Task requirements:
Select the lines that contain "Visits" and copy each of them.
-------- Supplied records --------
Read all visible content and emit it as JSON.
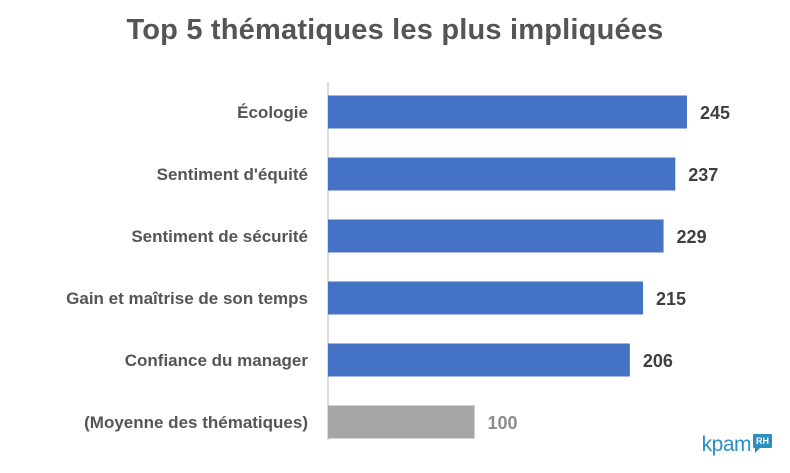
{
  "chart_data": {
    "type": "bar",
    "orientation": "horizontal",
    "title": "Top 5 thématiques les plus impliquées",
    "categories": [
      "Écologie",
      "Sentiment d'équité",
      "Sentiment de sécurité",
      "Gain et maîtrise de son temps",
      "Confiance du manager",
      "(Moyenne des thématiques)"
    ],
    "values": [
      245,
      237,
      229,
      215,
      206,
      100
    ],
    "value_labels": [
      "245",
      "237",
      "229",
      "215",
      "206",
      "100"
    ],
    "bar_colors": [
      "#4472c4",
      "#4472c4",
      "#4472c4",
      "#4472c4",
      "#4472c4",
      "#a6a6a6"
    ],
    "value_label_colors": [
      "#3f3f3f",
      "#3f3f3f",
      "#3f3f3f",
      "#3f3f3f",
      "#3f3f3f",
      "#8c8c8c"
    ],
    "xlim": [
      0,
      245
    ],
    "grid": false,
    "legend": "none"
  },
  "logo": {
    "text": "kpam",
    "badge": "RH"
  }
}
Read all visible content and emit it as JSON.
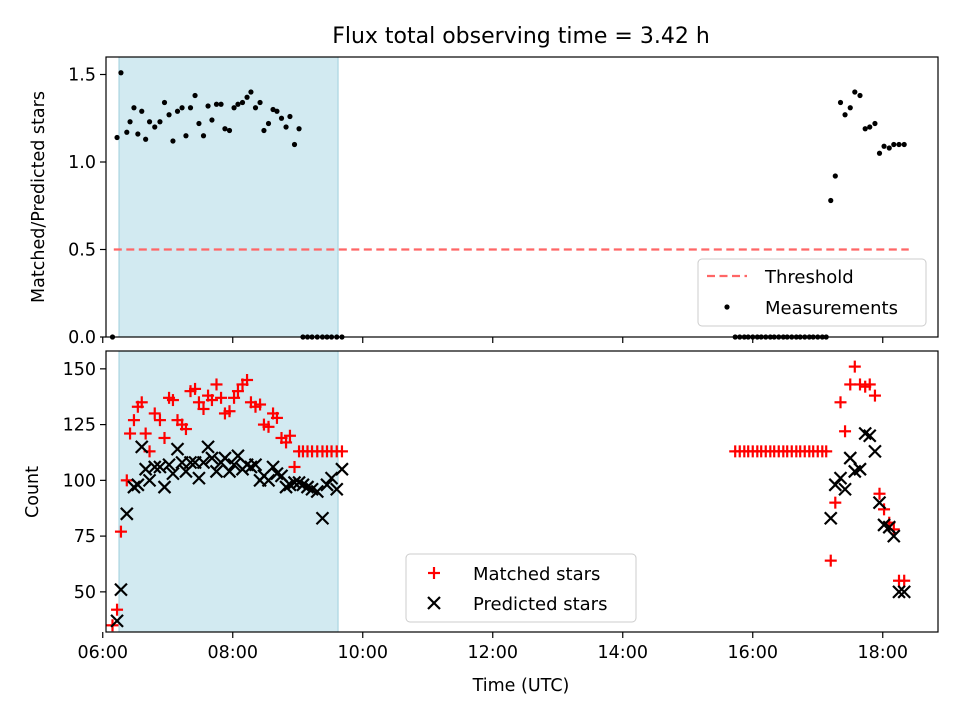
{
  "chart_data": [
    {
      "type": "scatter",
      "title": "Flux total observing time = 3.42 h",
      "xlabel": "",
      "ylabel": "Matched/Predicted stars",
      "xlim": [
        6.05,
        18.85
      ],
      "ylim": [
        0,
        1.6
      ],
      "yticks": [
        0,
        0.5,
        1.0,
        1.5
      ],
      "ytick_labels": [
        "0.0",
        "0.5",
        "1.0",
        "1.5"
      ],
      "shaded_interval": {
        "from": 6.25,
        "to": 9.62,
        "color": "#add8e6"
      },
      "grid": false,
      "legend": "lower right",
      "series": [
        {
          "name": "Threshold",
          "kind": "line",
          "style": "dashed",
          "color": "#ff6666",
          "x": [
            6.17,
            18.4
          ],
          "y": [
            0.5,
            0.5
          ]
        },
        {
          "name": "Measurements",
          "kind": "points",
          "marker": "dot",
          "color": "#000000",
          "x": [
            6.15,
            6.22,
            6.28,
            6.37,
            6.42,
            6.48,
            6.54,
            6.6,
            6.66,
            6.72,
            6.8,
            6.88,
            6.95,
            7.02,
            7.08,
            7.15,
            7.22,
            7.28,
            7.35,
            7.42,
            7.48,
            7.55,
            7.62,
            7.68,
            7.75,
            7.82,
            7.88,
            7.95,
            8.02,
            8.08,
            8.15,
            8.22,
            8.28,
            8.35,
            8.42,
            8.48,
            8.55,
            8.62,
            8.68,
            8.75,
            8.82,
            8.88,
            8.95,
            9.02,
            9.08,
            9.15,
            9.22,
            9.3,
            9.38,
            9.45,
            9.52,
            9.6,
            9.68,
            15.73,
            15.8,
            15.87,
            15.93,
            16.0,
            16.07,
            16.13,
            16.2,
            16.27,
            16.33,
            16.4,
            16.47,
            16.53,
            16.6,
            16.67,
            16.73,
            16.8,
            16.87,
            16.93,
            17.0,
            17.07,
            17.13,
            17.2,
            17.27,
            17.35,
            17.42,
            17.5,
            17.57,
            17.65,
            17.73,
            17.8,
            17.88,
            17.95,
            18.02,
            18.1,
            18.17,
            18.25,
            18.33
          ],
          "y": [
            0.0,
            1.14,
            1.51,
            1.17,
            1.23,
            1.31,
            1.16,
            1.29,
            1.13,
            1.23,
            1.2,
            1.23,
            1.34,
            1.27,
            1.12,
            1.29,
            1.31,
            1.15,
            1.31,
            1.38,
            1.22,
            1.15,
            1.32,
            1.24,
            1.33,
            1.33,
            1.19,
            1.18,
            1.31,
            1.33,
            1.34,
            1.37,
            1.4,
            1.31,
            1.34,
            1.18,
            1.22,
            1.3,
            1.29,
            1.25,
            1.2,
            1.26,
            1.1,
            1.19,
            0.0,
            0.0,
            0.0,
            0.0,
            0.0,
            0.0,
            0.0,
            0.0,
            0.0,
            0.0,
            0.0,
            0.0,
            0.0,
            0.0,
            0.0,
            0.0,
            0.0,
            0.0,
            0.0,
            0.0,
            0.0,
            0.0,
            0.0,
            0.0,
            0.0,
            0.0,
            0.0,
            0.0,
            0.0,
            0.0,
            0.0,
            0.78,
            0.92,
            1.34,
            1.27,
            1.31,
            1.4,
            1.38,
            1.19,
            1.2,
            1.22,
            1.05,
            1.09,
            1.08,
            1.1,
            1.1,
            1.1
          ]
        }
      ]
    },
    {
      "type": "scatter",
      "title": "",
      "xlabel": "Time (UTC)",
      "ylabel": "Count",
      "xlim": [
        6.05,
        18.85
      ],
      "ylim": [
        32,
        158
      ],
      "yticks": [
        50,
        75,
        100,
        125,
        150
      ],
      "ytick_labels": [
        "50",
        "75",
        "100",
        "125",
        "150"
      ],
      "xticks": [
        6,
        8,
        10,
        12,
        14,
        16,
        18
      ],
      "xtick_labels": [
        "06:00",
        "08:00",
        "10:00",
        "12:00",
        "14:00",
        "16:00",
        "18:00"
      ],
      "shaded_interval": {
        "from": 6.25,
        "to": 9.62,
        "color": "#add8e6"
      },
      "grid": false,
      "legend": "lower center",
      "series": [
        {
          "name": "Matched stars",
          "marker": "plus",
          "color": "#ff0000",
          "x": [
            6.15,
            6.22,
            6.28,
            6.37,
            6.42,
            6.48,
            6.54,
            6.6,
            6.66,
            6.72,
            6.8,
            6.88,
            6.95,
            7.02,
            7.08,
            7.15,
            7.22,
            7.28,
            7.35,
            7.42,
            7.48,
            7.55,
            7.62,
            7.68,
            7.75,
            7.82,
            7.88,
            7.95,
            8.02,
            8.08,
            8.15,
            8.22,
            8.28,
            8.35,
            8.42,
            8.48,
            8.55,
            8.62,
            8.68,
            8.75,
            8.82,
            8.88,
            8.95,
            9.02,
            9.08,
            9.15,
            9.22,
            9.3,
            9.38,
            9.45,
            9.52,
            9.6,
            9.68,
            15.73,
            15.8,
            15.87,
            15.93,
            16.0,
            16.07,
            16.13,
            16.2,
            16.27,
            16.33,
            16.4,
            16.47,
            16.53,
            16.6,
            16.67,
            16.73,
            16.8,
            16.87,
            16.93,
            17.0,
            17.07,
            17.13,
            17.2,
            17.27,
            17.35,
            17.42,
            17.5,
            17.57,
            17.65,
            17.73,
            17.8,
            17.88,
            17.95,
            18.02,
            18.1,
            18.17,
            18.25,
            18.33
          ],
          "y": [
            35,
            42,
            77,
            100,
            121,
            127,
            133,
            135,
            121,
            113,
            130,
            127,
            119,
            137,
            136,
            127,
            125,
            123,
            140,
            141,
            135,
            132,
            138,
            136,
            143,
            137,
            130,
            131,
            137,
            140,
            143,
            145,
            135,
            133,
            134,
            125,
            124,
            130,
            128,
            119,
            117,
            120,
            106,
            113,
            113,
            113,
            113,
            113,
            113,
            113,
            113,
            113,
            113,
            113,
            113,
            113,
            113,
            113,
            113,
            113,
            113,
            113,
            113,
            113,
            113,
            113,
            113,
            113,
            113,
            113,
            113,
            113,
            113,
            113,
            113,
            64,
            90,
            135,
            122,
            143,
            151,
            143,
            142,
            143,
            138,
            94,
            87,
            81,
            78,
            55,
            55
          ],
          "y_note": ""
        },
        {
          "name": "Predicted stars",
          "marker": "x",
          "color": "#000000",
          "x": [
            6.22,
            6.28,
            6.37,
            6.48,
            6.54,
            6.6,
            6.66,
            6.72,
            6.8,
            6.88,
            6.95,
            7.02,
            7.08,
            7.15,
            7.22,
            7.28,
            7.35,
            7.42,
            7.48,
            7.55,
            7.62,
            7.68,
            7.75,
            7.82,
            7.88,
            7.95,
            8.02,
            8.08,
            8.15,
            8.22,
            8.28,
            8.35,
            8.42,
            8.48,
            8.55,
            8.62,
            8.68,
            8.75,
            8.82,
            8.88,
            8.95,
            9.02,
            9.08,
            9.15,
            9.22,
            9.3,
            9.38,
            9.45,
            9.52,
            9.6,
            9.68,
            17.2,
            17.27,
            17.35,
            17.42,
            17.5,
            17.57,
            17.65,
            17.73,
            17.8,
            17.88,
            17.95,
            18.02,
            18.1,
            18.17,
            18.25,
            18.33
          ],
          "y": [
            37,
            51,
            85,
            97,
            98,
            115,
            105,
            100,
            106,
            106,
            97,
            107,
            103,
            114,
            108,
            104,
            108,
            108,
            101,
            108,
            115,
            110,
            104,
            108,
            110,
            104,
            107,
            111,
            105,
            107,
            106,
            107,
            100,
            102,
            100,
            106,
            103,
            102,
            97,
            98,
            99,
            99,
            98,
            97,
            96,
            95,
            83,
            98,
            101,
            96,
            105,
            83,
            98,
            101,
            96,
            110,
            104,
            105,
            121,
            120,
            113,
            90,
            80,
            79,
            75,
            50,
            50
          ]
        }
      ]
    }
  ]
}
--------
-------- Supplied records --------
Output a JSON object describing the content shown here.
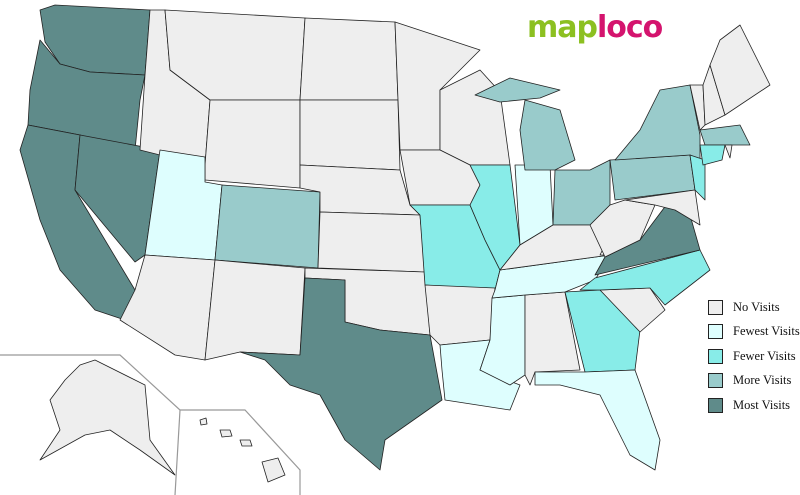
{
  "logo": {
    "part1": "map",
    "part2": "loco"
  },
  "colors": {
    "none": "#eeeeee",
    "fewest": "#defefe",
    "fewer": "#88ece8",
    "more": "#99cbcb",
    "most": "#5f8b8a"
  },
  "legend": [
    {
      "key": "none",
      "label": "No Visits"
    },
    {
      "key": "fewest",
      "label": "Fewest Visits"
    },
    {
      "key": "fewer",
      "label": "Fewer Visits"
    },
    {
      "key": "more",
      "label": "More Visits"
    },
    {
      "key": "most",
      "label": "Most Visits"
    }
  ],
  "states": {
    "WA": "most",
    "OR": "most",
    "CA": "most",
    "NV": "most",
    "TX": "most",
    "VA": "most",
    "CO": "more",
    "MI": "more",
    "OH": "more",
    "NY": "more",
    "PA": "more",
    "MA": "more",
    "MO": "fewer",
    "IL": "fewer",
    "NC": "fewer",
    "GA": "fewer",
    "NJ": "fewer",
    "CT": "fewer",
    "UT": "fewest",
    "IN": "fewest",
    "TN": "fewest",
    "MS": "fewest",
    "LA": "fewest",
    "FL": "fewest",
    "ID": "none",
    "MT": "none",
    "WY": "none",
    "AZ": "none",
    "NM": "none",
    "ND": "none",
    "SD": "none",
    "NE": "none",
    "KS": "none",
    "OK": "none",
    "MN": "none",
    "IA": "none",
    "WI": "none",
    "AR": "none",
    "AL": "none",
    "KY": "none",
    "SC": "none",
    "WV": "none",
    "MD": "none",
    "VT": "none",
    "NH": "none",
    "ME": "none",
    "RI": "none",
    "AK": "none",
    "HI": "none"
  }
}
--------
The answer:
      "label": "No Visits"
      "label": "Fewest Visits"
      "label": "Fewer Visits"
      "label": "More Visits"
      "label": "Most Visits"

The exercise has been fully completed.